# [Stated problem 1]
For the Cairngorms travel account, decide whether each statement agrees with it. Answer yes or no and quote the deciding words. (a) The guided hike to see the reindeer took about 30 minutes. (b) The male reindeer were with the females and fawns in the Cairngorm Mountains. (c) The hotel had a pool.
# [Stated problem 2]
Write what comes next in the Cairngorms travel account, picking up after its final sentence.

++++ Text passage

We arrived at The Hilton inside the Cairngorms National Park near Aviemore at night. We could not see too much of the park because we arrived after dark, yet I knew we were in the middle of nature from the smell of the air. I took a few deep breaths and it smelt … clean and crisp. I expected this but it has been a long time since I smelt fresh natural air out in the wilderness. The hotel was great with great food and a pool that we took advantage of. We used this time to plan out the next day’s activity and to rest up from the jet lag.

After breakfast we went to our first destination. We drove into the park to the Cairngorm Reindeer Centre, where we would have a short-guided hike up into the hills/mountains were we would see some wild reindeer. The hike was only about 30 minutes but it had snowed in the area and the hiking path was at times about 40 cm wide and we were walking up some pretty steep hills about 200 – 350 meters high. But at the top we were rewarded with some amazing landscapes and of course the reindeer. We learned that the Cairngorm Reindeer Herd is Britain’s only free-ranging reindeer herd, found in the Cairngorm Mountains. They told us that these creatures are very tame and use to people coming up to see and feed them. They currently have about 150 reindeer in two locations. The ones with us in the Cairngorm Mountains were the females and the fawns, the males were about 30 miles away in a different area.

++++++++
++++ Rows

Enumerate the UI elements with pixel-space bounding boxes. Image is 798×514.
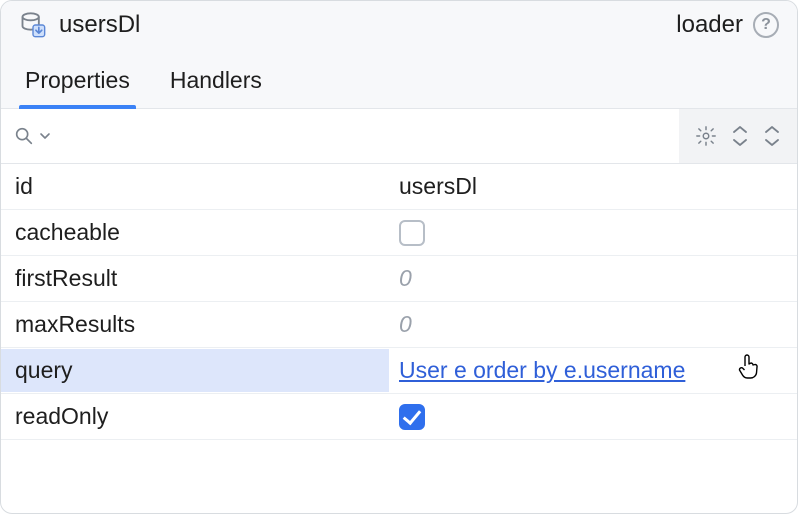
property-row-cacheable[interactable]: cacheable: [1, 210, 797, 256]
pointer-cursor-icon: [737, 352, 763, 388]
tabs: Properties Handlers: [1, 45, 797, 109]
property-row-readonly[interactable]: readOnly: [1, 394, 797, 440]
component-type-label: loader: [676, 11, 743, 39]
property-value-maxresults[interactable]: 0: [389, 303, 797, 346]
toolbar-actions: [679, 109, 797, 163]
property-value-readonly: [389, 396, 797, 438]
property-name: maxResults: [1, 303, 389, 346]
collapse-all-icon[interactable]: [731, 125, 749, 147]
search-icon[interactable]: [13, 125, 35, 147]
property-value-query: User e order by e.username: [389, 349, 797, 392]
database-loader-icon: [19, 11, 47, 39]
properties-table: id usersDl cacheable firstResult 0 maxRe…: [1, 164, 797, 440]
header-right: loader ?: [676, 11, 779, 39]
property-name: id: [1, 165, 389, 208]
properties-panel: usersDl loader ? Properties Handlers: [0, 0, 798, 514]
property-name: query: [1, 349, 389, 392]
readonly-checkbox[interactable]: [399, 404, 425, 430]
property-value-firstresult[interactable]: 0: [389, 257, 797, 300]
tab-properties[interactable]: Properties: [25, 67, 130, 108]
property-row-firstresult[interactable]: firstResult 0: [1, 256, 797, 302]
property-row-query[interactable]: query User e order by e.username: [1, 348, 797, 394]
help-icon[interactable]: ?: [753, 12, 779, 38]
search-toolbar: [1, 109, 797, 164]
query-link[interactable]: User e order by e.username: [399, 357, 685, 384]
expand-all-icon[interactable]: [763, 125, 781, 147]
search-dropdown-icon[interactable]: [39, 130, 51, 142]
property-value-cacheable: [389, 212, 797, 254]
property-value-id[interactable]: usersDl: [389, 165, 797, 208]
gear-icon[interactable]: [695, 125, 717, 147]
tab-handlers[interactable]: Handlers: [170, 67, 262, 108]
panel-header: usersDl loader ?: [1, 1, 797, 45]
property-name: readOnly: [1, 395, 389, 438]
property-name: firstResult: [1, 257, 389, 300]
search-input[interactable]: [55, 117, 667, 155]
search-wrapper: [1, 109, 679, 163]
property-row-maxresults[interactable]: maxResults 0: [1, 302, 797, 348]
cacheable-checkbox[interactable]: [399, 220, 425, 246]
property-name: cacheable: [1, 211, 389, 254]
component-name: usersDl: [59, 11, 140, 39]
property-row-id[interactable]: id usersDl: [1, 164, 797, 210]
header-left: usersDl: [19, 11, 140, 39]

++++++++

# [Exercise result 1]
(a) Yes: "The hike was only about 30 minutes"
(b) No: "the males were about 30 miles away in a different area"
(c) Yes: "a pool that we took advantage of"

# [Exercise result 2]
What interested me was the fact that they were quite tame and we were able to feed and pet them. They do not bite because they mostly gulp down their food and then regurgitate it later like a cow. I was able to feed a few and pet them. Their coats were very soft something familiar to a dogs coat but more soft and with no shedding. As great as feeding the reindeers were, the view of the Cairngorm Mountains was incredible. I took a lot of pictures and panoramic photos of the region before we finally made our way back down the mountain to our car.

Our next stop was to a whisky distillery called Tomatin. Yet before getting there I had my first opportunity to drive in Scotland. I did drive on the left side before when I was in Malta, but that was awhile back and I for one enjoy driving. We were fortunate to be driving an E-class Mercedes and the ride was great. Mind you it felt like driving my father’s Buick. Both had a smooth ride and plenty of power, but driving a Mercedes is still fun to say.

After a great drive in the country we made it to Tomatin Distillery where we were able to take in a tour and of course a Scotch whisky tasting. It was quite interesting and I noticed that the process is very similar to making wine. They use barley grown in the highlands and then they smoke the barley with a peat grown in Scotland. It is peat moss and this is what makes Scotch different from other whiskies.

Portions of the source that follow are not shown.